Task to carry out.
Copy every line of the listing that holds the string "text".

..........

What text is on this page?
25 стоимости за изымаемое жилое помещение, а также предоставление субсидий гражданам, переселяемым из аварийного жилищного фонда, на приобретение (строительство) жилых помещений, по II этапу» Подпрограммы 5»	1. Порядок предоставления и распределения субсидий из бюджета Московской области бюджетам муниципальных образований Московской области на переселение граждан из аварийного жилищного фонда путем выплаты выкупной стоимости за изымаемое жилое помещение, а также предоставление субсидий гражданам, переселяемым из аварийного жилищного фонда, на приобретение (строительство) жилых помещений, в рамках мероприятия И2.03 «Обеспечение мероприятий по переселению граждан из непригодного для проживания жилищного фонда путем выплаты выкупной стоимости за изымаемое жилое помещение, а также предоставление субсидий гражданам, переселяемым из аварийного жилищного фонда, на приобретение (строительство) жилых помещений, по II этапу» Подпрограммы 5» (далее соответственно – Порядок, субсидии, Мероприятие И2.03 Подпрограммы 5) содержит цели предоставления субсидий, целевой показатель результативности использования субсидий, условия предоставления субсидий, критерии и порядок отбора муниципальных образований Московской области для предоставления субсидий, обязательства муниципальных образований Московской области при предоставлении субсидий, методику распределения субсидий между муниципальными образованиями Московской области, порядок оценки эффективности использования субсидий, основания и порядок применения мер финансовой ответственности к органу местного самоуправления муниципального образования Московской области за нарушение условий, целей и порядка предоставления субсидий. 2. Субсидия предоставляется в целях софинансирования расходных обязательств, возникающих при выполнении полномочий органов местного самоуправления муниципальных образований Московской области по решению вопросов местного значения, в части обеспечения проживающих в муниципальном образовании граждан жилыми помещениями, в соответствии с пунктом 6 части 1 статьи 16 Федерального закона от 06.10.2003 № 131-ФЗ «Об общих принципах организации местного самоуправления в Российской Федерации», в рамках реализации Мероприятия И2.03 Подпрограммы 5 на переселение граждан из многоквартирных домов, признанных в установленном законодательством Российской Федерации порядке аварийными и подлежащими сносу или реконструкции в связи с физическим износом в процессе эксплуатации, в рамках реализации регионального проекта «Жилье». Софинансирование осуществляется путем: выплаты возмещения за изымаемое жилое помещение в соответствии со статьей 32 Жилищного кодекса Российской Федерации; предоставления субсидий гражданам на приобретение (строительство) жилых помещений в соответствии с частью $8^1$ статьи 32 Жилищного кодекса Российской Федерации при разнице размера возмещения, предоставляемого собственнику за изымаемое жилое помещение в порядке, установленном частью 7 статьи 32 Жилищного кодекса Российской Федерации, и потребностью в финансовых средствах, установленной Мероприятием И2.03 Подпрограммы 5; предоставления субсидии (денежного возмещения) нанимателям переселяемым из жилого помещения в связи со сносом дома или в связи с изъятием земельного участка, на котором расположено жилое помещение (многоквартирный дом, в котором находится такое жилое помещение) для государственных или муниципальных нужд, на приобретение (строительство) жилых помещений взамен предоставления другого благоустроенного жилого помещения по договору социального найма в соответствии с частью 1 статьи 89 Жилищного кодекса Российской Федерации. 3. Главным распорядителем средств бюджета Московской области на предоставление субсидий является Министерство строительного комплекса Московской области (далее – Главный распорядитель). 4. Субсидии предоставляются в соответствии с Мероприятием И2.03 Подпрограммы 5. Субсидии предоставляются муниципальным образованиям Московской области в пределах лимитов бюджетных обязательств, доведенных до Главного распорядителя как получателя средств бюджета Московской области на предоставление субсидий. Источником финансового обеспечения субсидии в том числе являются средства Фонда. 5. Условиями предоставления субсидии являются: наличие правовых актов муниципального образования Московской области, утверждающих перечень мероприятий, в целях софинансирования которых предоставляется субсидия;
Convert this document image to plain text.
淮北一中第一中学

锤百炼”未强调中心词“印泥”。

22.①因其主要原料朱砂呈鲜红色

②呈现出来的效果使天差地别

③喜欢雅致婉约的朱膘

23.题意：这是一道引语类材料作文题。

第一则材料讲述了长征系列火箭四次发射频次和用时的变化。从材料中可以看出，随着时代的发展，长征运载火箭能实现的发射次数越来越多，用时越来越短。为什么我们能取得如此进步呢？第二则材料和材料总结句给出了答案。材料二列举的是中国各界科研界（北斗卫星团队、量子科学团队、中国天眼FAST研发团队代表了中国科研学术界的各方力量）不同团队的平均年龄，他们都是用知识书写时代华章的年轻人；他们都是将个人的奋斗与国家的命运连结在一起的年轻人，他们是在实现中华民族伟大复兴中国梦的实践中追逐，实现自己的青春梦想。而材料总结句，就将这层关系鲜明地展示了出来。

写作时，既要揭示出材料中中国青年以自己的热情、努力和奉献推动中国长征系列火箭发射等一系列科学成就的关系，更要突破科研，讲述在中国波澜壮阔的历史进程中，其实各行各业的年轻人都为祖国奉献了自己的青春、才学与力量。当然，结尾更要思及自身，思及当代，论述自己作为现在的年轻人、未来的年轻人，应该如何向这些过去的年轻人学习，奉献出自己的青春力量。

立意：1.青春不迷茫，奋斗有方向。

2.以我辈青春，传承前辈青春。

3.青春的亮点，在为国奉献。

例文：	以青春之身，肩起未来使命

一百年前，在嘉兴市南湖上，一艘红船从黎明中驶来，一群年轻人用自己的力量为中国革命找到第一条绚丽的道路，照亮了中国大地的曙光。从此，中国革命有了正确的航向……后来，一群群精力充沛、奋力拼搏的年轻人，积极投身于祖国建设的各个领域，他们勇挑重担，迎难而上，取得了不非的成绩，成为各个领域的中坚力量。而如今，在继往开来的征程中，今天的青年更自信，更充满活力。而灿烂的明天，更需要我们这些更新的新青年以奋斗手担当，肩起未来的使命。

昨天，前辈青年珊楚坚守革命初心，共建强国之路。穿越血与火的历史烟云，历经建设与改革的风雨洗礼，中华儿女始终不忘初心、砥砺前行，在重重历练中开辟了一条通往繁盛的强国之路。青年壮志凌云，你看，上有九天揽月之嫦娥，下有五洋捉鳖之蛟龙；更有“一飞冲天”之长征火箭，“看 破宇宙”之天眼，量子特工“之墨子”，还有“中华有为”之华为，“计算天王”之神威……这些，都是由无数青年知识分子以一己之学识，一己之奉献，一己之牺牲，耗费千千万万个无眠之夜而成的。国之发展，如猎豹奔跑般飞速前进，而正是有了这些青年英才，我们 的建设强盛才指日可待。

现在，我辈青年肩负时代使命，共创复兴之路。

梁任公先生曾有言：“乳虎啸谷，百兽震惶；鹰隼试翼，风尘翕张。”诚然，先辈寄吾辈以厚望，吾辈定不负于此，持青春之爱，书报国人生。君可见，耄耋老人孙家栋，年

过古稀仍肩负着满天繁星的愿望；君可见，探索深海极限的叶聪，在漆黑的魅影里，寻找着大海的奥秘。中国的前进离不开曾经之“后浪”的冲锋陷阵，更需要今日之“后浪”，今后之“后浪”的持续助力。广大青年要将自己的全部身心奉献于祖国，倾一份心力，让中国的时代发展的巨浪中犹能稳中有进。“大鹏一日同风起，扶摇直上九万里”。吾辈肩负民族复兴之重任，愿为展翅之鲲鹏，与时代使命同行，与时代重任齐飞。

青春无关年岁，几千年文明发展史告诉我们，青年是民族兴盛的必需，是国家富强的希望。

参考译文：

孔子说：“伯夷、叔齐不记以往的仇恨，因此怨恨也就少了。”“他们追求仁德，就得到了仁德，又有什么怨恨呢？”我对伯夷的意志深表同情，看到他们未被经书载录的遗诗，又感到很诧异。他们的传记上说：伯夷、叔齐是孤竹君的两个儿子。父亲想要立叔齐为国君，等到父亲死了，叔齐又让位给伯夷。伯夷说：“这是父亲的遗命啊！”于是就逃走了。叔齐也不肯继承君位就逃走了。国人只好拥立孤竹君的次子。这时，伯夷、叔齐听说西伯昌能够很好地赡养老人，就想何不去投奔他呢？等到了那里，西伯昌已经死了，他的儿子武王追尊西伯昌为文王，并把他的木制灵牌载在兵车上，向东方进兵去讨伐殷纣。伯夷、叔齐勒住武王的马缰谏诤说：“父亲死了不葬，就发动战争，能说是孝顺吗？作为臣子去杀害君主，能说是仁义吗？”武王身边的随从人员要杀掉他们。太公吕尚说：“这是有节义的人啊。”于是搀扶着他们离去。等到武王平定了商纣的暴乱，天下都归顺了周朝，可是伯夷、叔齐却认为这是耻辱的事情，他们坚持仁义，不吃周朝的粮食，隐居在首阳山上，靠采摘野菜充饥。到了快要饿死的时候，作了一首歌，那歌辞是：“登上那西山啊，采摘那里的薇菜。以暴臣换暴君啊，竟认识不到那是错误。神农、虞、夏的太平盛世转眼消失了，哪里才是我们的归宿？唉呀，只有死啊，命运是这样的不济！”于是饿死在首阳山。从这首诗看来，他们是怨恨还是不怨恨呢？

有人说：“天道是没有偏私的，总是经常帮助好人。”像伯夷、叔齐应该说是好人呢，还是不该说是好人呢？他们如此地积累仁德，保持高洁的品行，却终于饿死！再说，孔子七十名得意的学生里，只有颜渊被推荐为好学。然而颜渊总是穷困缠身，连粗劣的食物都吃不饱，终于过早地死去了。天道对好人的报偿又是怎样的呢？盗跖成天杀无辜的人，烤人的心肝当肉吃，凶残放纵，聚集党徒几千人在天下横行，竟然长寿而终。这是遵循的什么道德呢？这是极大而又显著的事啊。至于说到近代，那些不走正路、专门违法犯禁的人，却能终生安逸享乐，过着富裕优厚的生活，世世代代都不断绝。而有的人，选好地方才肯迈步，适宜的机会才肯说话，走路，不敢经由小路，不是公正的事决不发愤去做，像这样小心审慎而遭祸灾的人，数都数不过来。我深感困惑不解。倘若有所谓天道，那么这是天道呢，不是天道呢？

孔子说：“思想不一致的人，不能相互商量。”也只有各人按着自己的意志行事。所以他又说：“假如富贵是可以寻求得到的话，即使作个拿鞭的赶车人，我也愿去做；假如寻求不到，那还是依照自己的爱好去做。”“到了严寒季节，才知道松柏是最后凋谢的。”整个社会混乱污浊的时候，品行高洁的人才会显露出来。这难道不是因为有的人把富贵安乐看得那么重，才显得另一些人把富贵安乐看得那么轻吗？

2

..........

Full response.
What text is on this page?
Convert this document image to plain text.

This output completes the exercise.